--- Begin ---

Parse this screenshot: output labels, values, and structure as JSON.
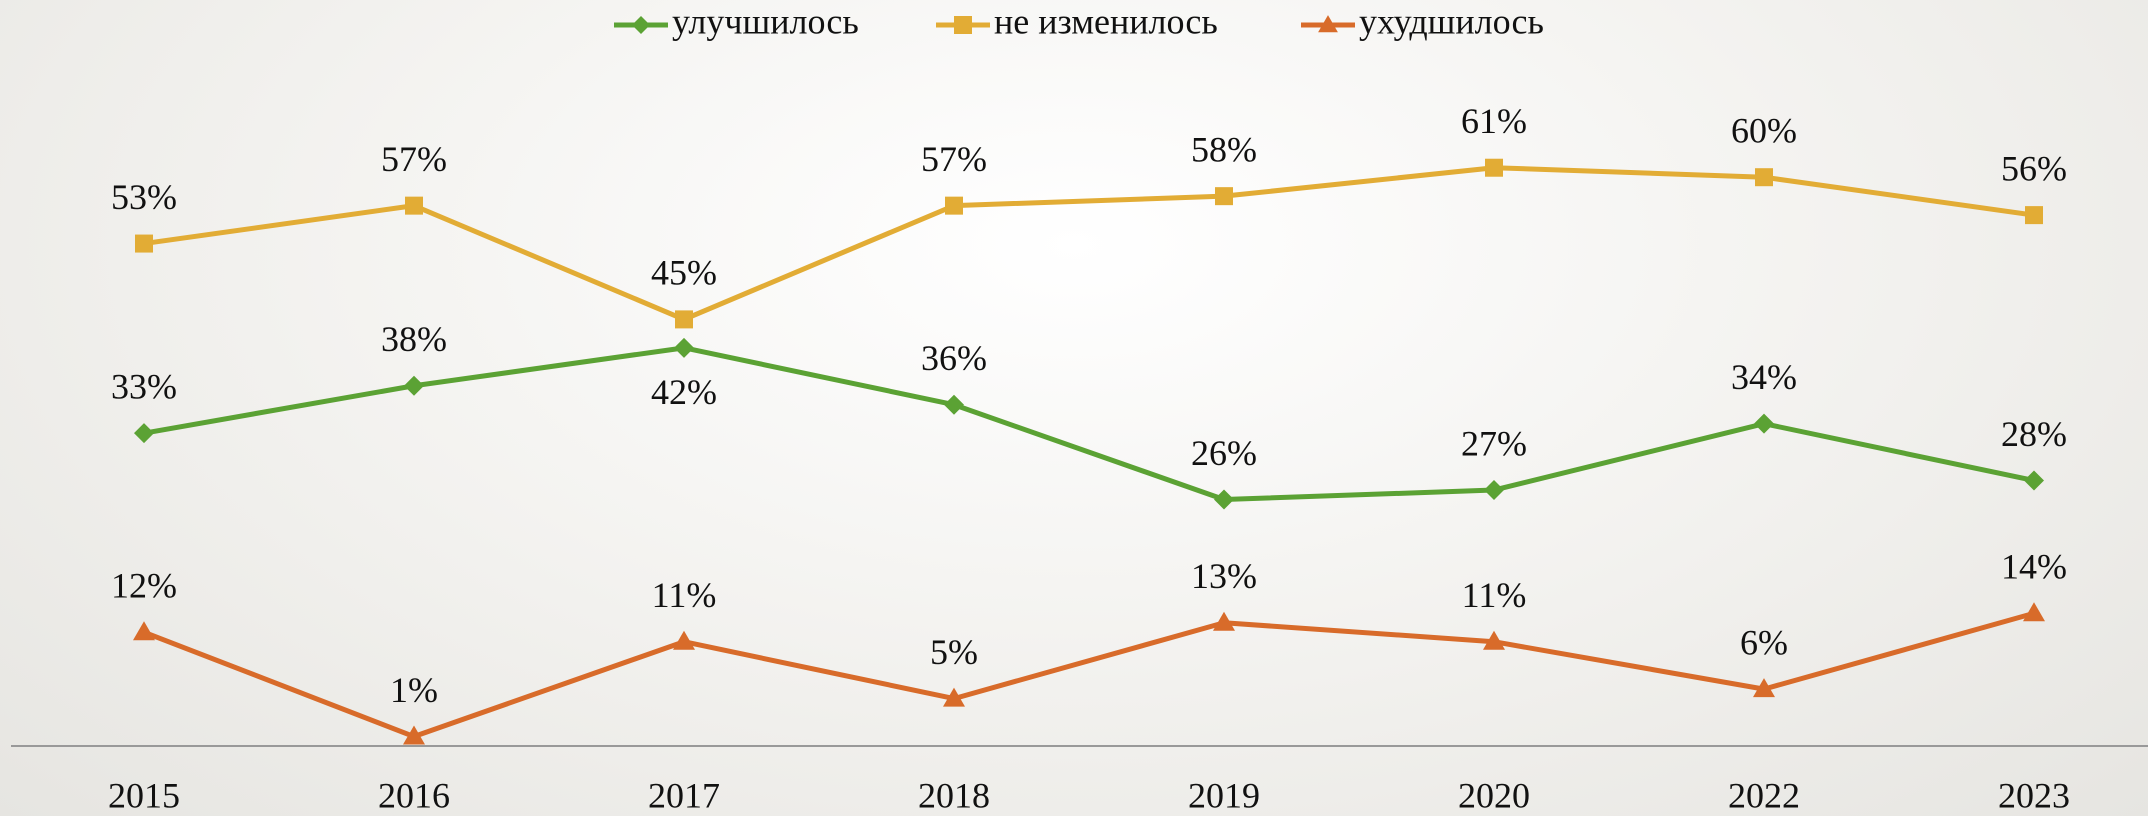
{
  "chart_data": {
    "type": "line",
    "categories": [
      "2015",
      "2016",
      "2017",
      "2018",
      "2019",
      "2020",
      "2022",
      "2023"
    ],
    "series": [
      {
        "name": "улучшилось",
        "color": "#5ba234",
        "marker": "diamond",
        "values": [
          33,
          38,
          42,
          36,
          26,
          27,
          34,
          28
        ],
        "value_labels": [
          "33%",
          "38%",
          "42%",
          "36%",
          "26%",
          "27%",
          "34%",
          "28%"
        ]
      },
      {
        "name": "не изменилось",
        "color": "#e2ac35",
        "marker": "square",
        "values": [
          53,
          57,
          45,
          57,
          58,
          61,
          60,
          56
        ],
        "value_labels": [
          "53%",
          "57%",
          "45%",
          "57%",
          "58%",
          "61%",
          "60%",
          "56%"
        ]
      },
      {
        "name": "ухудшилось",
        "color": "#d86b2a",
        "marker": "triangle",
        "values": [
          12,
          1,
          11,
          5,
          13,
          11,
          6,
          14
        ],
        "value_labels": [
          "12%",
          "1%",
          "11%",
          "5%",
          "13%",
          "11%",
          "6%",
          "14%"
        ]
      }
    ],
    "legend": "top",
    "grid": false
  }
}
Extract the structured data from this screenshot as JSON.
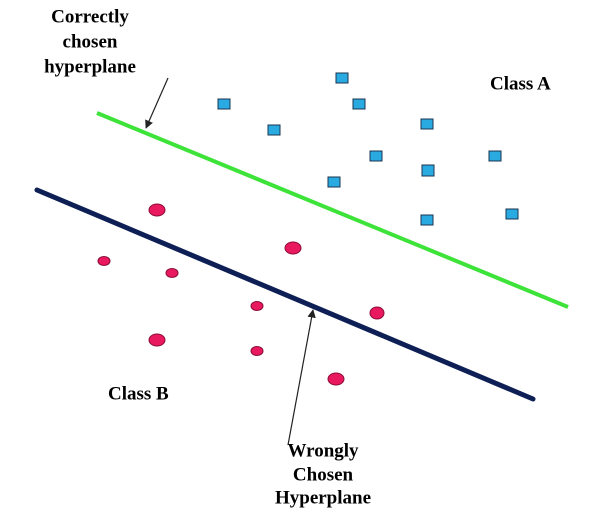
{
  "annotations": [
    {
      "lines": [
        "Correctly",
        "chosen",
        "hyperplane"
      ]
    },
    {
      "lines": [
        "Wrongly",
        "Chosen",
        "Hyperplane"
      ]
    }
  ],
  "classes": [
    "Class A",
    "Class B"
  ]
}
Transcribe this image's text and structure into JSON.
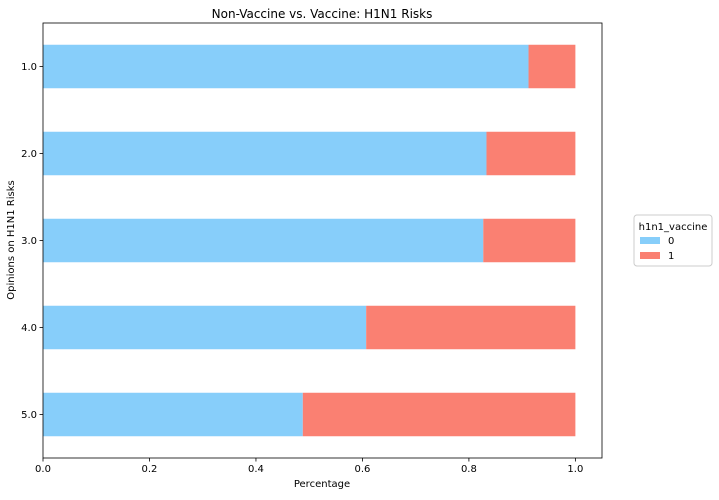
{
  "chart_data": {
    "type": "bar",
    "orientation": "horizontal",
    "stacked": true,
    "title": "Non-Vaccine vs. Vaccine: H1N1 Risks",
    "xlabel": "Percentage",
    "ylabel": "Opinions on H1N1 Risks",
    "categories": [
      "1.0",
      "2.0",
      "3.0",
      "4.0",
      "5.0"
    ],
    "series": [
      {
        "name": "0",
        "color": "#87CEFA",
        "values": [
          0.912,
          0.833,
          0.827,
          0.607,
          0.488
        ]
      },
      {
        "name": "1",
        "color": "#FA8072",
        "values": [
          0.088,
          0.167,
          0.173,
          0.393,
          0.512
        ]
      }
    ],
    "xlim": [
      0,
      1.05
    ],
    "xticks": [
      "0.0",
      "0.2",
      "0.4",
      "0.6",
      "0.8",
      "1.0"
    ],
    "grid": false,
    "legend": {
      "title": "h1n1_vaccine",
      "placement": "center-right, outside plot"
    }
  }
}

--- End ---

• _What you should do_
Search the data for "this" and list every line in which it occurs.

• _Solution to the problem_
Parse this screenshot: output labels, values, and structure as JSON.
Extract the structured data from this screenshot as JSON.
Transcribe this image's text and structure into JSON.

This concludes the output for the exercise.